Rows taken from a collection
------------------------------------------------

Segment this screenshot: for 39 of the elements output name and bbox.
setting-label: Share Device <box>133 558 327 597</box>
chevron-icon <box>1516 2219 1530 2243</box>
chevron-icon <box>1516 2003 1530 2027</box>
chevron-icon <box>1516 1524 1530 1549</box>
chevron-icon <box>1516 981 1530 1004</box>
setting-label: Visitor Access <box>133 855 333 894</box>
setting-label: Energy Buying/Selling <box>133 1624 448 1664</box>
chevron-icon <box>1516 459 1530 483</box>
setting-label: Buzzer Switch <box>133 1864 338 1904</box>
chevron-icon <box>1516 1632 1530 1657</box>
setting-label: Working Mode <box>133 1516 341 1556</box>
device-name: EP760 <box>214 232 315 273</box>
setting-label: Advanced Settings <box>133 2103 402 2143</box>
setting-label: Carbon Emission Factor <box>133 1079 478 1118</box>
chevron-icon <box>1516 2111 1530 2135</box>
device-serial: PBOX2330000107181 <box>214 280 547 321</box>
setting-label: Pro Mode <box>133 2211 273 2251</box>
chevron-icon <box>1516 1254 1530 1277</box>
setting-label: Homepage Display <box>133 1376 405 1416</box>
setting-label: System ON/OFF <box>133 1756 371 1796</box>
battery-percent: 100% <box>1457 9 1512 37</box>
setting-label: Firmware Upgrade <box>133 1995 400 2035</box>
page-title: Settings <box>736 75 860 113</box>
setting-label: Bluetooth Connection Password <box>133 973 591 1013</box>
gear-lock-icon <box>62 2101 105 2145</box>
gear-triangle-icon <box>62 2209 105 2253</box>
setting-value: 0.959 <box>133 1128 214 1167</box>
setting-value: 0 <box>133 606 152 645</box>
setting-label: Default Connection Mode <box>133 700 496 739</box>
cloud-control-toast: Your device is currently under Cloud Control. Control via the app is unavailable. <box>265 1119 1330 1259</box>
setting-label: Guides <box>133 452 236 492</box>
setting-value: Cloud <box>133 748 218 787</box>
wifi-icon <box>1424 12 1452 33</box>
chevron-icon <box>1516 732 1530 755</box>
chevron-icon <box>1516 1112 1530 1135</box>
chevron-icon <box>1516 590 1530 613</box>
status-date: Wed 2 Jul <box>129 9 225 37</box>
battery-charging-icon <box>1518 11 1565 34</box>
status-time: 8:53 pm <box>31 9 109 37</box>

------------------------------------------------

Count the lines in the rows above that contain the string "name", where case counts. Reply with the number only.

Full solution:
2